(Extracted data entries)
-=-=-=-=-

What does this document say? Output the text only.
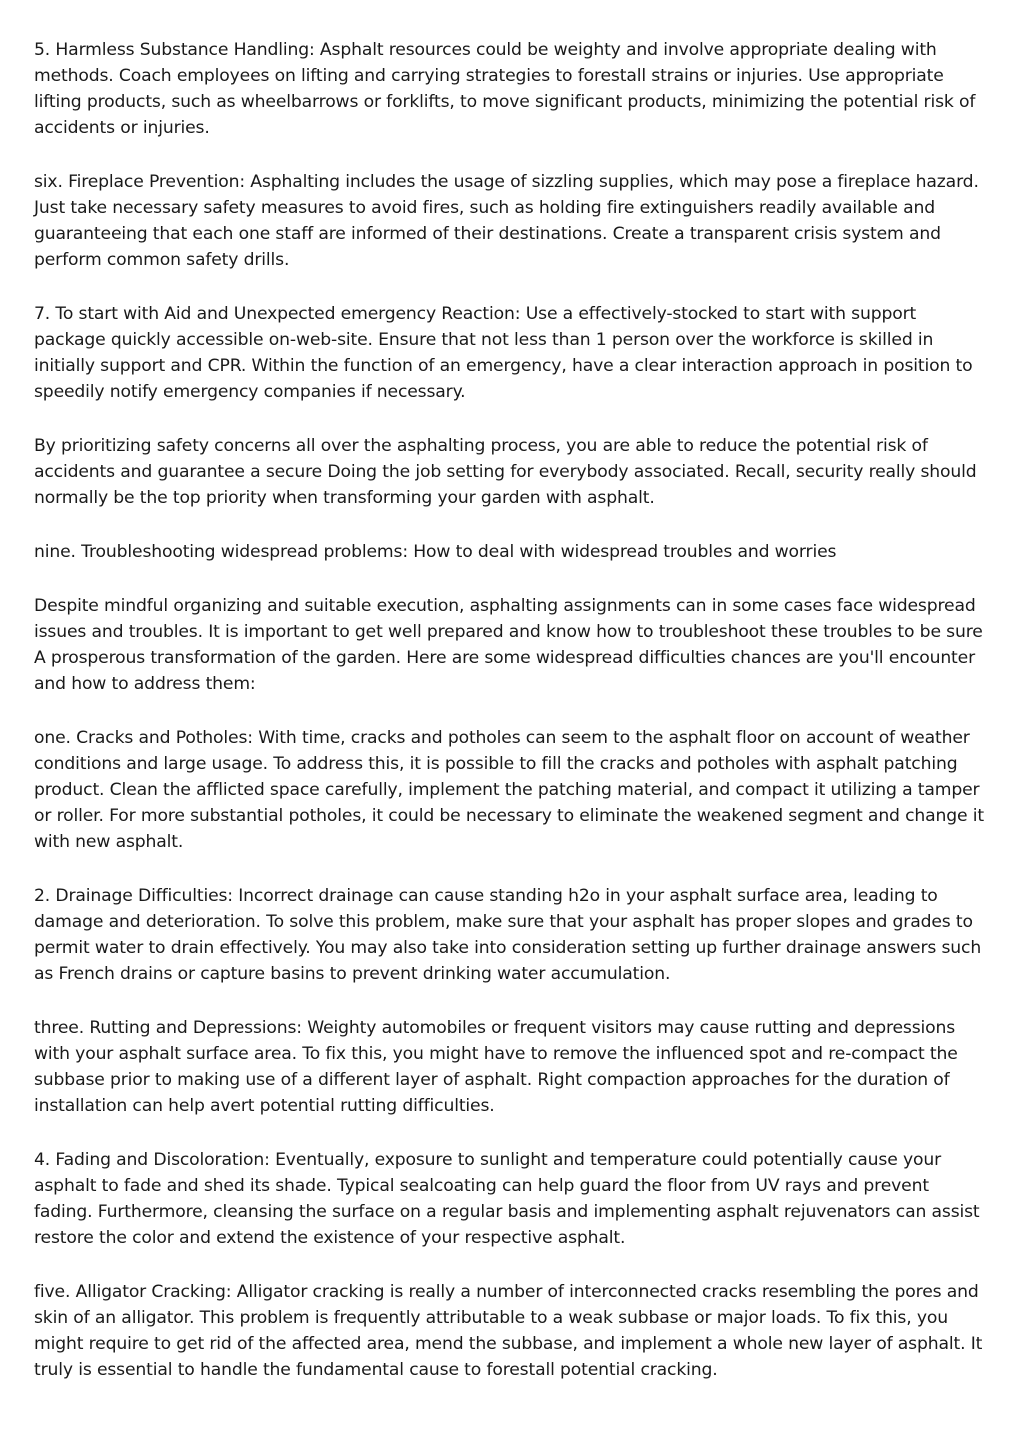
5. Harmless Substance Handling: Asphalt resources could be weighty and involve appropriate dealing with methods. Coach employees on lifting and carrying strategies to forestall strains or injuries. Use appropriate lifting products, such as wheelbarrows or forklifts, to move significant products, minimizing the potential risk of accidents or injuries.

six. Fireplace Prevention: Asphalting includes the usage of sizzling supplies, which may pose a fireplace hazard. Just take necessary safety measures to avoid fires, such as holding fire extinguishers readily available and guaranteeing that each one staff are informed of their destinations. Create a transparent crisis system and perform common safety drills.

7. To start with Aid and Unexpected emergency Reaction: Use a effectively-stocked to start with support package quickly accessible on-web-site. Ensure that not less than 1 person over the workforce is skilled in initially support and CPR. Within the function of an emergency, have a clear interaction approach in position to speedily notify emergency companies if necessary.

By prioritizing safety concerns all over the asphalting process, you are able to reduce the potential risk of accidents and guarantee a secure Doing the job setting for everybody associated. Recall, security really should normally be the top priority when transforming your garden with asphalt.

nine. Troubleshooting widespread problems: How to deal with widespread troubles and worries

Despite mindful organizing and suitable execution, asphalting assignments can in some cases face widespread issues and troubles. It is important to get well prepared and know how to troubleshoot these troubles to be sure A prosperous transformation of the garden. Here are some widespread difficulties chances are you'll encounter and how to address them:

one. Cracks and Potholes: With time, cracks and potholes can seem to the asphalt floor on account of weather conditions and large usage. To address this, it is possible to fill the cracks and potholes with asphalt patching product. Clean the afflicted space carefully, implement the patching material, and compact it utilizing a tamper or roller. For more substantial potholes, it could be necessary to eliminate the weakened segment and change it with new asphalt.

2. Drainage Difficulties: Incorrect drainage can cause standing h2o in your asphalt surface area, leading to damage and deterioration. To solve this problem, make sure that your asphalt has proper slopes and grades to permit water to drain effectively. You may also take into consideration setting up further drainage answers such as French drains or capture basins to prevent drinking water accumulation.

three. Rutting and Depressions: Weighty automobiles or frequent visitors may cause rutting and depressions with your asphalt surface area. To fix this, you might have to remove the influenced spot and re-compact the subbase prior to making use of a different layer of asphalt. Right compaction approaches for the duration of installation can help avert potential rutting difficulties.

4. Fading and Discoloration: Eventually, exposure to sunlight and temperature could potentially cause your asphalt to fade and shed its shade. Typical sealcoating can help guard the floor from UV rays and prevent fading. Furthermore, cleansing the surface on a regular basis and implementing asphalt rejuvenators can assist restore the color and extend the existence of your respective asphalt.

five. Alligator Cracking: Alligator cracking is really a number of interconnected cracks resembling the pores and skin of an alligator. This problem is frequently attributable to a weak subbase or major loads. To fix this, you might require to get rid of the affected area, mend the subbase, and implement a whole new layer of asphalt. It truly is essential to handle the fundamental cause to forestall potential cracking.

-=-=-=-=-

Prompt = Copy out every line of the material above exactly, skipping the pictures.

Expected answer =
What does this document say? Output the text only.
5. Harmless Substance Handling: Asphalt resources could be weighty and involve appropriate dealing with methods. Coach employees on lifting and carrying strategies to forestall strains or injuries. Use appropriate lifting products, such as wheelbarrows or forklifts, to move significant products, minimizing the potential risk of accidents or injuries.

six. Fireplace Prevention: Asphalting includes the usage of sizzling supplies, which may pose a fireplace hazard. Just take necessary safety measures to avoid fires, such as holding fire extinguishers readily available and guaranteeing that each one staff are informed of their destinations. Create a transparent crisis system and perform common safety drills.

7. To start with Aid and Unexpected emergency Reaction: Use a effectively-stocked to start with support package quickly accessible on-web-site. Ensure that not less than 1 person over the workforce is skilled in initially support and CPR. Within the function of an emergency, have a clear interaction approach in position to speedily notify emergency companies if necessary.

By prioritizing safety concerns all over the asphalting process, you are able to reduce the potential risk of accidents and guarantee a secure Doing the job setting for everybody associated. Recall, security really should normally be the top priority when transforming your garden with asphalt.

nine. Troubleshooting widespread problems: How to deal with widespread troubles and worries

Despite mindful organizing and suitable execution, asphalting assignments can in some cases face widespread issues and troubles. It is important to get well prepared and know how to troubleshoot these troubles to be sure A prosperous transformation of the garden. Here are some widespread difficulties chances are you'll encounter and how to address them:

one. Cracks and Potholes: With time, cracks and potholes can seem to the asphalt floor on account of weather conditions and large usage. To address this, it is possible to fill the cracks and potholes with asphalt patching product. Clean the afflicted space carefully, implement the patching material, and compact it utilizing a tamper or roller. For more substantial potholes, it could be necessary to eliminate the weakened segment and change it with new asphalt.

2. Drainage Difficulties: Incorrect drainage can cause standing h2o in your asphalt surface area, leading to damage and deterioration. To solve this problem, make sure that your asphalt has proper slopes and grades to permit water to drain effectively. You may also take into consideration setting up further drainage answers such as French drains or capture basins to prevent drinking water accumulation.

three. Rutting and Depressions: Weighty automobiles or frequent visitors may cause rutting and depressions with your asphalt surface area. To fix this, you might have to remove the influenced spot and re-compact the subbase prior to making use of a different layer of asphalt. Right compaction approaches for the duration of installation can help avert potential rutting difficulties.

4. Fading and Discoloration: Eventually, exposure to sunlight and temperature could potentially cause your asphalt to fade and shed its shade. Typical sealcoating can help guard the floor from UV rays and prevent fading. Furthermore, cleansing the surface on a regular basis and implementing asphalt rejuvenators can assist restore the color and extend the existence of your respective asphalt.

five. Alligator Cracking: Alligator cracking is really a number of interconnected cracks resembling the pores and skin of an alligator. This problem is frequently attributable to a weak subbase or major loads. To fix this, you might require to get rid of the affected area, mend the subbase, and implement a whole new layer of asphalt. It truly is essential to handle the fundamental cause to forestall potential cracking.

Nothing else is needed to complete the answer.